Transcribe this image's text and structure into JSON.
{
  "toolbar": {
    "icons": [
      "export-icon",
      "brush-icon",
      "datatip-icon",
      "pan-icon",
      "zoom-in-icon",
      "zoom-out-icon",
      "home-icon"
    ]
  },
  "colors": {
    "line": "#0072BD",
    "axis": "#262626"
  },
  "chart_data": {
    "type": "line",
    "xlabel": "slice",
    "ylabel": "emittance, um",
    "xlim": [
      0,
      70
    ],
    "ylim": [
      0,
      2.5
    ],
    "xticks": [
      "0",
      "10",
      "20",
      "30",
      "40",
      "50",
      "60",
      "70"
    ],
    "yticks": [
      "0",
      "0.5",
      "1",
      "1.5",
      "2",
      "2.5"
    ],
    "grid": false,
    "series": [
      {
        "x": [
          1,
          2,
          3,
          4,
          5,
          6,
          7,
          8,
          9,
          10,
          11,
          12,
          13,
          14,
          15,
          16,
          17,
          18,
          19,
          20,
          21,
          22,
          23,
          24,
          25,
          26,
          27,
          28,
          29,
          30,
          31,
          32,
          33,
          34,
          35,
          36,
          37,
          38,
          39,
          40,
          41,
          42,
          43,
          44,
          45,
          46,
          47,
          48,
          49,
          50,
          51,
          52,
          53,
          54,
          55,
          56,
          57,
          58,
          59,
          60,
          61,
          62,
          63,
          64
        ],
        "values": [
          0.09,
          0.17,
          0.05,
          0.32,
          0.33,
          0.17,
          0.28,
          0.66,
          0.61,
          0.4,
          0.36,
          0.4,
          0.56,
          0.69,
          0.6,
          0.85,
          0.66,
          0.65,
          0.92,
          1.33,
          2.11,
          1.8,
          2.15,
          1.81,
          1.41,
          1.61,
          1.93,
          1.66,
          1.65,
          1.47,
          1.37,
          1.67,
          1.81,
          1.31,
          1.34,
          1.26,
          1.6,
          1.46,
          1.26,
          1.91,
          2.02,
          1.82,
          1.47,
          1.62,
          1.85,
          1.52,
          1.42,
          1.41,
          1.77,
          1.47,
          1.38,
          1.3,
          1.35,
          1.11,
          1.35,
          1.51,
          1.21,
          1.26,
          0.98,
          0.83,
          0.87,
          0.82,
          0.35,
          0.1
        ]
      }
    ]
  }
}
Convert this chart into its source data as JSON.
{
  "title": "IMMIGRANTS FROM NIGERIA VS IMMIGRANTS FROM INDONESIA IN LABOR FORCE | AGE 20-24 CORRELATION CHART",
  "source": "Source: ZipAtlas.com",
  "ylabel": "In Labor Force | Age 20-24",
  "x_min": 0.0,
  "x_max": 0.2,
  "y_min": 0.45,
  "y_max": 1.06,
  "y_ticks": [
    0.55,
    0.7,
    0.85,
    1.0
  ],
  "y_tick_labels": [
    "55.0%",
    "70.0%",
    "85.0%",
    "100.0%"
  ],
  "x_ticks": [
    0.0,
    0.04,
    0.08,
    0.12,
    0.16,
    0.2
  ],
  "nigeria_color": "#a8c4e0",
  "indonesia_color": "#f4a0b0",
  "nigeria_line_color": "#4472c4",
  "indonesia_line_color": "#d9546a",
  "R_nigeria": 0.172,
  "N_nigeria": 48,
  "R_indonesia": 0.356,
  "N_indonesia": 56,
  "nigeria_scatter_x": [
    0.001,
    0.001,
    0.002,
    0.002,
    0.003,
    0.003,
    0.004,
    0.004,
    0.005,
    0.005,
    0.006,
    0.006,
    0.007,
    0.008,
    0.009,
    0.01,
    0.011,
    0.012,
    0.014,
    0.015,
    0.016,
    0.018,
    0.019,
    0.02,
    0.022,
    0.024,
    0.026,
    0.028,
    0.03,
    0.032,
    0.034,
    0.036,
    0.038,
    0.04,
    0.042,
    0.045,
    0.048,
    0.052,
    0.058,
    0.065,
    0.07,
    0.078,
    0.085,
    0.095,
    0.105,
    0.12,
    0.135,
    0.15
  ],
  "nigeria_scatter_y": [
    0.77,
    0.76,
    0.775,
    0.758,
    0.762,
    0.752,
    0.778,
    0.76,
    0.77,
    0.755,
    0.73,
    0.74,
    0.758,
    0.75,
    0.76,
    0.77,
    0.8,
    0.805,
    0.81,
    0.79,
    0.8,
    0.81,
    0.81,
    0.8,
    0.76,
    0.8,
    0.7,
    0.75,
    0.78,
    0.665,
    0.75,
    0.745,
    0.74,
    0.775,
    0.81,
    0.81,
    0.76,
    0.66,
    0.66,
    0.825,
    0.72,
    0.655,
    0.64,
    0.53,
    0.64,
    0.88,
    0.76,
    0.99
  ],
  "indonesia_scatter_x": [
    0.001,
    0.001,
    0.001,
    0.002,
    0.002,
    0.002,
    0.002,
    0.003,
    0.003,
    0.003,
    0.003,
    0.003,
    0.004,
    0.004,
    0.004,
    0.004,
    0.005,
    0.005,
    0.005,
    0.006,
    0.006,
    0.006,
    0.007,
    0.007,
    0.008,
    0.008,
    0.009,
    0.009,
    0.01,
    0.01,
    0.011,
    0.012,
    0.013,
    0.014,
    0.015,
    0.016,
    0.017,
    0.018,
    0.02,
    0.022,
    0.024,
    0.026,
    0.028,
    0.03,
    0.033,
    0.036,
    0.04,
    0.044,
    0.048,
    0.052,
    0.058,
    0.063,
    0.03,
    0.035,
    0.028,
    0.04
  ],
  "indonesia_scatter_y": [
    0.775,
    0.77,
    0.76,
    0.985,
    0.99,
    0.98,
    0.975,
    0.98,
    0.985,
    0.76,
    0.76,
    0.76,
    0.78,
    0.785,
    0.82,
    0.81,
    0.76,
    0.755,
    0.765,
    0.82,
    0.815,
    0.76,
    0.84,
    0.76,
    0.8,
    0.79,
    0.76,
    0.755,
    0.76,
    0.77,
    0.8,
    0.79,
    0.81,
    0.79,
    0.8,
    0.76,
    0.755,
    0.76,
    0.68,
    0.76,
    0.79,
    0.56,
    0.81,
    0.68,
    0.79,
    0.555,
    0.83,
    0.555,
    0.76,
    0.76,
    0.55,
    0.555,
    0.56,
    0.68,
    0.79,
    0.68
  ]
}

## Exercise goal
Copy every line verbatim.

## Answer to this problem
Transcribe this image's text and structure into JSON.
{
  "toolbar": {
    "icons": [
      "export-icon",
      "brush-icon",
      "datatip-icon",
      "pan-icon",
      "zoom-in-icon",
      "zoom-out-icon",
      "home-icon"
    ]
  },
  "colors": {
    "line": "#0072BD",
    "axis": "#262626"
  },
  "chart_data": {
    "type": "line",
    "xlabel": "slice",
    "ylabel": "emittance, um",
    "xlim": [
      0,
      70
    ],
    "ylim": [
      0,
      2.5
    ],
    "xticks": [
      "0",
      "10",
      "20",
      "30",
      "40",
      "50",
      "60",
      "70"
    ],
    "yticks": [
      "0",
      "0.5",
      "1",
      "1.5",
      "2",
      "2.5"
    ],
    "grid": false,
    "series": [
      {
        "x": [
          1,
          2,
          3,
          4,
          5,
          6,
          7,
          8,
          9,
          10,
          11,
          12,
          13,
          14,
          15,
          16,
          17,
          18,
          19,
          20,
          21,
          22,
          23,
          24,
          25,
          26,
          27,
          28,
          29,
          30,
          31,
          32,
          33,
          34,
          35,
          36,
          37,
          38,
          39,
          40,
          41,
          42,
          43,
          44,
          45,
          46,
          47,
          48,
          49,
          50,
          51,
          52,
          53,
          54,
          55,
          56,
          57,
          58,
          59,
          60,
          61,
          62,
          63,
          64
        ],
        "values": [
          0.09,
          0.17,
          0.05,
          0.32,
          0.33,
          0.17,
          0.28,
          0.66,
          0.61,
          0.4,
          0.36,
          0.4,
          0.56,
          0.69,
          0.6,
          0.85,
          0.66,
          0.65,
          0.92,
          1.33,
          2.11,
          1.8,
          2.15,
          1.81,
          1.41,
          1.61,
          1.93,
          1.66,
          1.65,
          1.47,
          1.37,
          1.67,
          1.81,
          1.31,
          1.34,
          1.26,
          1.6,
          1.46,
          1.26,
          1.91,
          2.02,
          1.82,
          1.47,
          1.62,
          1.85,
          1.52,
          1.42,
          1.41,
          1.77,
          1.47,
          1.38,
          1.3,
          1.35,
          1.11,
          1.35,
          1.51,
          1.21,
          1.26,
          0.98,
          0.83,
          0.87,
          0.82,
          0.35,
          0.1
        ]
      }
    ]
  }
}
Convert this chart into its source data as JSON.
{
  "title": "IMMIGRANTS FROM NIGERIA VS IMMIGRANTS FROM INDONESIA IN LABOR FORCE | AGE 20-24 CORRELATION CHART",
  "source": "Source: ZipAtlas.com",
  "ylabel": "In Labor Force | Age 20-24",
  "x_min": 0.0,
  "x_max": 0.2,
  "y_min": 0.45,
  "y_max": 1.06,
  "y_ticks": [
    0.55,
    0.7,
    0.85,
    1.0
  ],
  "y_tick_labels": [
    "55.0%",
    "70.0%",
    "85.0%",
    "100.0%"
  ],
  "x_ticks": [
    0.0,
    0.04,
    0.08,
    0.12,
    0.16,
    0.2
  ],
  "nigeria_color": "#a8c4e0",
  "indonesia_color": "#f4a0b0",
  "nigeria_line_color": "#4472c4",
  "indonesia_line_color": "#d9546a",
  "R_nigeria": 0.172,
  "N_nigeria": 48,
  "R_indonesia": 0.356,
  "N_indonesia": 56,
  "nigeria_scatter_x": [
    0.001,
    0.001,
    0.002,
    0.002,
    0.003,
    0.003,
    0.004,
    0.004,
    0.005,
    0.005,
    0.006,
    0.006,
    0.007,
    0.008,
    0.009,
    0.01,
    0.011,
    0.012,
    0.014,
    0.015,
    0.016,
    0.018,
    0.019,
    0.02,
    0.022,
    0.024,
    0.026,
    0.028,
    0.03,
    0.032,
    0.034,
    0.036,
    0.038,
    0.04,
    0.042,
    0.045,
    0.048,
    0.052,
    0.058,
    0.065,
    0.07,
    0.078,
    0.085,
    0.095,
    0.105,
    0.12,
    0.135,
    0.15
  ],
  "nigeria_scatter_y": [
    0.77,
    0.76,
    0.775,
    0.758,
    0.762,
    0.752,
    0.778,
    0.76,
    0.77,
    0.755,
    0.73,
    0.74,
    0.758,
    0.75,
    0.76,
    0.77,
    0.8,
    0.805,
    0.81,
    0.79,
    0.8,
    0.81,
    0.81,
    0.8,
    0.76,
    0.8,
    0.7,
    0.75,
    0.78,
    0.665,
    0.75,
    0.745,
    0.74,
    0.775,
    0.81,
    0.81,
    0.76,
    0.66,
    0.66,
    0.825,
    0.72,
    0.655,
    0.64,
    0.53,
    0.64,
    0.88,
    0.76,
    0.99
  ],
  "indonesia_scatter_x": [
    0.001,
    0.001,
    0.001,
    0.002,
    0.002,
    0.002,
    0.002,
    0.003,
    0.003,
    0.003,
    0.003,
    0.003,
    0.004,
    0.004,
    0.004,
    0.004,
    0.005,
    0.005,
    0.005,
    0.006,
    0.006,
    0.006,
    0.007,
    0.007,
    0.008,
    0.008,
    0.009,
    0.009,
    0.01,
    0.01,
    0.011,
    0.012,
    0.013,
    0.014,
    0.015,
    0.016,
    0.017,
    0.018,
    0.02,
    0.022,
    0.024,
    0.026,
    0.028,
    0.03,
    0.033,
    0.036,
    0.04,
    0.044,
    0.048,
    0.052,
    0.058,
    0.063,
    0.03,
    0.035,
    0.028,
    0.04
  ],
  "indonesia_scatter_y": [
    0.775,
    0.77,
    0.76,
    0.985,
    0.99,
    0.98,
    0.975,
    0.98,
    0.985,
    0.76,
    0.76,
    0.76,
    0.78,
    0.785,
    0.82,
    0.81,
    0.76,
    0.755,
    0.765,
    0.82,
    0.815,
    0.76,
    0.84,
    0.76,
    0.8,
    0.79,
    0.76,
    0.755,
    0.76,
    0.77,
    0.8,
    0.79,
    0.81,
    0.79,
    0.8,
    0.76,
    0.755,
    0.76,
    0.68,
    0.76,
    0.79,
    0.56,
    0.81,
    0.68,
    0.79,
    0.555,
    0.83,
    0.555,
    0.76,
    0.76,
    0.55,
    0.555,
    0.56,
    0.68,
    0.79,
    0.68
  ]
}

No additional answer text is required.